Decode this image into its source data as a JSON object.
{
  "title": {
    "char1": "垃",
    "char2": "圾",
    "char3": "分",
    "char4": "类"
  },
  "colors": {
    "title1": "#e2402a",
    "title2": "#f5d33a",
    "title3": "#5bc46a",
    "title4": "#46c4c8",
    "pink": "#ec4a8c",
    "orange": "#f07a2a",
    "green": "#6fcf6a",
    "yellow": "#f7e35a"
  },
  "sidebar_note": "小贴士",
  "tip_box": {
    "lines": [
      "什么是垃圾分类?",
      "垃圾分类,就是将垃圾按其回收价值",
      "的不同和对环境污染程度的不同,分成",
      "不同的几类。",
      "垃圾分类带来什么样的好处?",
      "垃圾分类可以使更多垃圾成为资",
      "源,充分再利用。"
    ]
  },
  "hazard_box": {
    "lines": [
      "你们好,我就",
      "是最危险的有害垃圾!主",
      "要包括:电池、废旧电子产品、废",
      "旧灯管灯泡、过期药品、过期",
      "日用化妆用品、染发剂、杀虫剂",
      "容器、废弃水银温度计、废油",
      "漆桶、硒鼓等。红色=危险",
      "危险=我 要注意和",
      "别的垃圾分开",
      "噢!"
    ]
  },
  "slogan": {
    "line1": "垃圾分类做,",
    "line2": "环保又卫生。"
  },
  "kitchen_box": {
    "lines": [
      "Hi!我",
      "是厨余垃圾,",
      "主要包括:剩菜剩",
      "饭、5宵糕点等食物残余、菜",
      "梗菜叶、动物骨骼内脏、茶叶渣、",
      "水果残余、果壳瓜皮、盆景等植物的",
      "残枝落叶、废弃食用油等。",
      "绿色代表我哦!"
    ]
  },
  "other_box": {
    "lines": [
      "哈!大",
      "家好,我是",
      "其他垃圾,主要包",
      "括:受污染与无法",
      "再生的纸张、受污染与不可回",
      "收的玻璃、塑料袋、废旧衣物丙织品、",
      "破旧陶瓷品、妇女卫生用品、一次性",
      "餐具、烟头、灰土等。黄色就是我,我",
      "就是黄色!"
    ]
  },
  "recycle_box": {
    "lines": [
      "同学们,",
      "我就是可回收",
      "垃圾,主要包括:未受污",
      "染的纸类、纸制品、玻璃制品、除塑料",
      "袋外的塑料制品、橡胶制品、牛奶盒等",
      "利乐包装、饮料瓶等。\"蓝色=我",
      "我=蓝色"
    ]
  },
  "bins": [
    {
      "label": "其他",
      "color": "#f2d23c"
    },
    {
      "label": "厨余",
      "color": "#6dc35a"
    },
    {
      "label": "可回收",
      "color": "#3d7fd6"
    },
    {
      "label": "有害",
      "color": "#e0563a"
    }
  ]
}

→ REQUIREMENTS:
Set all of the entries down again, exactly as they were given.

→ EXERCISE OUTPUT:
Decode this image into its source data as a JSON object.
{
  "title": {
    "char1": "垃",
    "char2": "圾",
    "char3": "分",
    "char4": "类"
  },
  "colors": {
    "title1": "#e2402a",
    "title2": "#f5d33a",
    "title3": "#5bc46a",
    "title4": "#46c4c8",
    "pink": "#ec4a8c",
    "orange": "#f07a2a",
    "green": "#6fcf6a",
    "yellow": "#f7e35a"
  },
  "sidebar_note": "小贴士",
  "tip_box": {
    "lines": [
      "什么是垃圾分类?",
      "垃圾分类,就是将垃圾按其回收价值",
      "的不同和对环境污染程度的不同,分成",
      "不同的几类。",
      "垃圾分类带来什么样的好处?",
      "垃圾分类可以使更多垃圾成为资",
      "源,充分再利用。"
    ]
  },
  "hazard_box": {
    "lines": [
      "你们好,我就",
      "是最危险的有害垃圾!主",
      "要包括:电池、废旧电子产品、废",
      "旧灯管灯泡、过期药品、过期",
      "日用化妆用品、染发剂、杀虫剂",
      "容器、废弃水银温度计、废油",
      "漆桶、硒鼓等。红色=危险",
      "危险=我 要注意和",
      "别的垃圾分开",
      "噢!"
    ]
  },
  "slogan": {
    "line1": "垃圾分类做,",
    "line2": "环保又卫生。"
  },
  "kitchen_box": {
    "lines": [
      "Hi!我",
      "是厨余垃圾,",
      "主要包括:剩菜剩",
      "饭、5宵糕点等食物残余、菜",
      "梗菜叶、动物骨骼内脏、茶叶渣、",
      "水果残余、果壳瓜皮、盆景等植物的",
      "残枝落叶、废弃食用油等。",
      "绿色代表我哦!"
    ]
  },
  "other_box": {
    "lines": [
      "哈!大",
      "家好,我是",
      "其他垃圾,主要包",
      "括:受污染与无法",
      "再生的纸张、受污染与不可回",
      "收的玻璃、塑料袋、废旧衣物丙织品、",
      "破旧陶瓷品、妇女卫生用品、一次性",
      "餐具、烟头、灰土等。黄色就是我,我",
      "就是黄色!"
    ]
  },
  "recycle_box": {
    "lines": [
      "同学们,",
      "我就是可回收",
      "垃圾,主要包括:未受污",
      "染的纸类、纸制品、玻璃制品、除塑料",
      "袋外的塑料制品、橡胶制品、牛奶盒等",
      "利乐包装、饮料瓶等。\"蓝色=我",
      "我=蓝色"
    ]
  },
  "bins": [
    {
      "label": "其他",
      "color": "#f2d23c"
    },
    {
      "label": "厨余",
      "color": "#6dc35a"
    },
    {
      "label": "可回收",
      "color": "#3d7fd6"
    },
    {
      "label": "有害",
      "color": "#e0563a"
    }
  ]
}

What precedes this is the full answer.